Aim:
How many lines hold the string "Control"? Give only the number.

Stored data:
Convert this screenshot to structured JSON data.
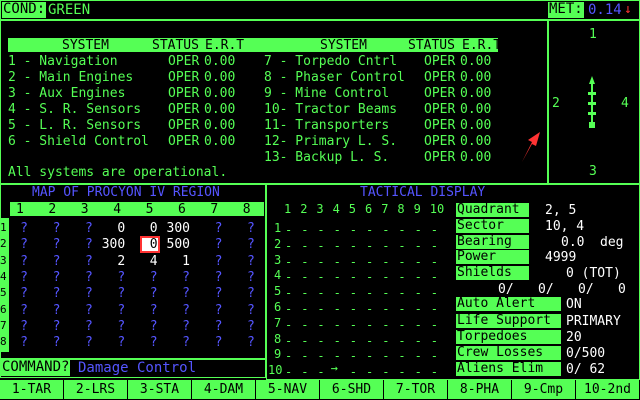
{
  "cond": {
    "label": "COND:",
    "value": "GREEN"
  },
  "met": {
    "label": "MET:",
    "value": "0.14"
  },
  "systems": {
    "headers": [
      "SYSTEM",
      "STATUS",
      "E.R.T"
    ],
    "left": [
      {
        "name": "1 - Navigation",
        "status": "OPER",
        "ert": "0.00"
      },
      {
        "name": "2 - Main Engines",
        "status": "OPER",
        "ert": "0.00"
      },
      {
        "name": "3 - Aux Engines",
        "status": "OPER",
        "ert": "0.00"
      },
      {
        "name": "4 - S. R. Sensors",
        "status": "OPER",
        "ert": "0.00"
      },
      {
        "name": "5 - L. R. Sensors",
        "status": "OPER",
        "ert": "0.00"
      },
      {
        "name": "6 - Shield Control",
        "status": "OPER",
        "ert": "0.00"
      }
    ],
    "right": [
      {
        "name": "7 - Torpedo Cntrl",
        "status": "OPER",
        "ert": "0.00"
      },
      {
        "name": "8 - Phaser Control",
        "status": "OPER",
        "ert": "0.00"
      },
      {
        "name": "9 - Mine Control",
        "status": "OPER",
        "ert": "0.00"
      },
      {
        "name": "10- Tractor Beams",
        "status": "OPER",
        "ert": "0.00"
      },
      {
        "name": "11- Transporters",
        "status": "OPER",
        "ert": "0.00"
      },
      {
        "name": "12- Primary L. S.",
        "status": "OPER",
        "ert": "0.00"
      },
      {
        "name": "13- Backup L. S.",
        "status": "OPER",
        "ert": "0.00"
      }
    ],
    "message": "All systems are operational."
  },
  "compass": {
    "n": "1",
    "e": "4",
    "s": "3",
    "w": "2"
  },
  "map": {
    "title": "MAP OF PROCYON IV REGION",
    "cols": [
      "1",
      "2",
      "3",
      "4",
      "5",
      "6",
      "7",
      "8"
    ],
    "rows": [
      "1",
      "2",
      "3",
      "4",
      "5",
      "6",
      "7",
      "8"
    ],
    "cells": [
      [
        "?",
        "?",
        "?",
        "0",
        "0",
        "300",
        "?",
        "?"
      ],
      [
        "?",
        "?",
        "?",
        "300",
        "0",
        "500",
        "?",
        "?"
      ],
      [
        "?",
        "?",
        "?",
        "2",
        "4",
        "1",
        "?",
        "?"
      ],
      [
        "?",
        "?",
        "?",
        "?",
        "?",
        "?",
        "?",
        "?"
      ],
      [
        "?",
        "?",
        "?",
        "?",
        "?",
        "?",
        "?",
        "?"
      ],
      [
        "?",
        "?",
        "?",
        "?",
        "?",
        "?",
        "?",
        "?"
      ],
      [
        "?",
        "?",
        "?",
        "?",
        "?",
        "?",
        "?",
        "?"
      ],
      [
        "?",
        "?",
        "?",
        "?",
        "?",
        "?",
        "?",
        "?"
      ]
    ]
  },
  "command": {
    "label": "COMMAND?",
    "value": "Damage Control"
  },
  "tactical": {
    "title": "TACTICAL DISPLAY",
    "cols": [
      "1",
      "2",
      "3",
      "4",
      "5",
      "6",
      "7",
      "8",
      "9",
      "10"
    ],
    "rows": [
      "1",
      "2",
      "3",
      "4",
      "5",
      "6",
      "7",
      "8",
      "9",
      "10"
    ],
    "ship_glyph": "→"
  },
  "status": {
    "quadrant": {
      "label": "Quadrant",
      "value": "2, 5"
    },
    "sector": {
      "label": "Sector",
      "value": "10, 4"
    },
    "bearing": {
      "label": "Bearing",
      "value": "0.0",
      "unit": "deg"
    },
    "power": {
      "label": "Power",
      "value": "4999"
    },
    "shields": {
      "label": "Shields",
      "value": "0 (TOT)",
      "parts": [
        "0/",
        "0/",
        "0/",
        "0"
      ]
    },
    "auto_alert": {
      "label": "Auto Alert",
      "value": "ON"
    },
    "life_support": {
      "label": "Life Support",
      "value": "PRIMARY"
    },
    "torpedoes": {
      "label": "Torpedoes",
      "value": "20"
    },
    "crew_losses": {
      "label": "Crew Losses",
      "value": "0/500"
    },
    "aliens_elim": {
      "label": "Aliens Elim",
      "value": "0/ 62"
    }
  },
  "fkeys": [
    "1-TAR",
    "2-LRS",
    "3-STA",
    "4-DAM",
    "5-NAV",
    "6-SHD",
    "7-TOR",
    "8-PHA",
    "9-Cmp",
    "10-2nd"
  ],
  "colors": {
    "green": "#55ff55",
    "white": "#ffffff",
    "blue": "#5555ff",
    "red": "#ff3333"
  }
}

==

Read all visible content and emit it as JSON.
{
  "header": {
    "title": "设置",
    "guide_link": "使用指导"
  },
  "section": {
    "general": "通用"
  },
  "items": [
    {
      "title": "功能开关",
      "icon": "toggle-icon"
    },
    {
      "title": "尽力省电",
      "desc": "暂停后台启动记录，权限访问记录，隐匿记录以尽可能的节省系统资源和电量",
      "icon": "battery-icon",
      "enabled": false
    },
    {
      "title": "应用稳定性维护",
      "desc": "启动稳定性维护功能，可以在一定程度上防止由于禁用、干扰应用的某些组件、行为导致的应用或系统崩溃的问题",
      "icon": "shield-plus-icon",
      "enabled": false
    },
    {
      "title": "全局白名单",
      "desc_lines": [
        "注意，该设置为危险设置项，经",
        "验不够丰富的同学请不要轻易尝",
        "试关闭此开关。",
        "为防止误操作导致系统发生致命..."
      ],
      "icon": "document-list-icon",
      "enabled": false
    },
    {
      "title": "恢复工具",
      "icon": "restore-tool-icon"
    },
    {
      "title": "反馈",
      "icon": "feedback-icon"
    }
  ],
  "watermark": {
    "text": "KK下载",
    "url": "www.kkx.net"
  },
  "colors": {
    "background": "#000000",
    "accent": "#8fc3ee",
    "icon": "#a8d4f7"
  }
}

Completed exercise:
4